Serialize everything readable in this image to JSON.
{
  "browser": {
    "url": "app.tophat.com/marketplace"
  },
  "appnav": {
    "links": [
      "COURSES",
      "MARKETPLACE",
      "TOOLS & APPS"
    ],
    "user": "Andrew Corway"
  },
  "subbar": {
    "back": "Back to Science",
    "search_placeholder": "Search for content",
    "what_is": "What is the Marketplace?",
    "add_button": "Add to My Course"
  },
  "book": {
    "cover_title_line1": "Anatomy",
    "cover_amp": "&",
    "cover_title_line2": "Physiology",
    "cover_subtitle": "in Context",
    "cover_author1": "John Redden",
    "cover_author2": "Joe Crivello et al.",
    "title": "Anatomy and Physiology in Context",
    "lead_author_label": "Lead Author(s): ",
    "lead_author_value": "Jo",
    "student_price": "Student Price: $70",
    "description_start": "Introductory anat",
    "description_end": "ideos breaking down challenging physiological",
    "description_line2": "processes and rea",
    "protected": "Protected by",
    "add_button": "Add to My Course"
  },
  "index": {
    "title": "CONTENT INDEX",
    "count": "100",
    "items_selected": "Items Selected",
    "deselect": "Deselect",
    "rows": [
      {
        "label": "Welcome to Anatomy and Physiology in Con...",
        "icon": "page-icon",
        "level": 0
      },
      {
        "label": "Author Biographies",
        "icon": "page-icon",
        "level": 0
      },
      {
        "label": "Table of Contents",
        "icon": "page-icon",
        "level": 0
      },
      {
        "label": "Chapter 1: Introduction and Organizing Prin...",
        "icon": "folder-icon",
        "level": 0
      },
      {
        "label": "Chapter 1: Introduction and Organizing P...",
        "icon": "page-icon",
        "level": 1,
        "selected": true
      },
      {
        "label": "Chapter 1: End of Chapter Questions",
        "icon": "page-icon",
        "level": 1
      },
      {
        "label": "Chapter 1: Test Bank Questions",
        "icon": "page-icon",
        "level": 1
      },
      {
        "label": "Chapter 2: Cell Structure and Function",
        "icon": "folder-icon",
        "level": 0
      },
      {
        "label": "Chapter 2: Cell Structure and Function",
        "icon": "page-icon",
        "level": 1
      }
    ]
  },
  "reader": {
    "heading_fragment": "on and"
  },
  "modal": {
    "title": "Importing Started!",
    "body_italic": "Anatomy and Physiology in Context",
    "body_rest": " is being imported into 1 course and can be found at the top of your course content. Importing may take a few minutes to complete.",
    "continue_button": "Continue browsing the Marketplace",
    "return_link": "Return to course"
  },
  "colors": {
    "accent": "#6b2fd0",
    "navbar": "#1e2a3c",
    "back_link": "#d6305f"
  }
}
------------------------------
Retype the whole listing above exactly.

Serialize everything readable in this image to JSON.
{
  "browser": {
    "url": "app.tophat.com/marketplace"
  },
  "appnav": {
    "links": [
      "COURSES",
      "MARKETPLACE",
      "TOOLS & APPS"
    ],
    "user": "Andrew Corway"
  },
  "subbar": {
    "back": "Back to Science",
    "search_placeholder": "Search for content",
    "what_is": "What is the Marketplace?",
    "add_button": "Add to My Course"
  },
  "book": {
    "cover_title_line1": "Anatomy",
    "cover_amp": "&",
    "cover_title_line2": "Physiology",
    "cover_subtitle": "in Context",
    "cover_author1": "John Redden",
    "cover_author2": "Joe Crivello et al.",
    "title": "Anatomy and Physiology in Context",
    "lead_author_label": "Lead Author(s): ",
    "lead_author_value": "Jo",
    "student_price": "Student Price: $70",
    "description_start": "Introductory anat",
    "description_end": "ideos breaking down challenging physiological",
    "description_line2": "processes and rea",
    "protected": "Protected by",
    "add_button": "Add to My Course"
  },
  "index": {
    "title": "CONTENT INDEX",
    "count": "100",
    "items_selected": "Items Selected",
    "deselect": "Deselect",
    "rows": [
      {
        "label": "Welcome to Anatomy and Physiology in Con...",
        "icon": "page-icon",
        "level": 0
      },
      {
        "label": "Author Biographies",
        "icon": "page-icon",
        "level": 0
      },
      {
        "label": "Table of Contents",
        "icon": "page-icon",
        "level": 0
      },
      {
        "label": "Chapter 1: Introduction and Organizing Prin...",
        "icon": "folder-icon",
        "level": 0
      },
      {
        "label": "Chapter 1: Introduction and Organizing P...",
        "icon": "page-icon",
        "level": 1,
        "selected": true
      },
      {
        "label": "Chapter 1: End of Chapter Questions",
        "icon": "page-icon",
        "level": 1
      },
      {
        "label": "Chapter 1: Test Bank Questions",
        "icon": "page-icon",
        "level": 1
      },
      {
        "label": "Chapter 2: Cell Structure and Function",
        "icon": "folder-icon",
        "level": 0
      },
      {
        "label": "Chapter 2: Cell Structure and Function",
        "icon": "page-icon",
        "level": 1
      }
    ]
  },
  "reader": {
    "heading_fragment": "on and"
  },
  "modal": {
    "title": "Importing Started!",
    "body_italic": "Anatomy and Physiology in Context",
    "body_rest": " is being imported into 1 course and can be found at the top of your course content. Importing may take a few minutes to complete.",
    "continue_button": "Continue browsing the Marketplace",
    "return_link": "Return to course"
  },
  "colors": {
    "accent": "#6b2fd0",
    "navbar": "#1e2a3c",
    "back_link": "#d6305f"
  }
}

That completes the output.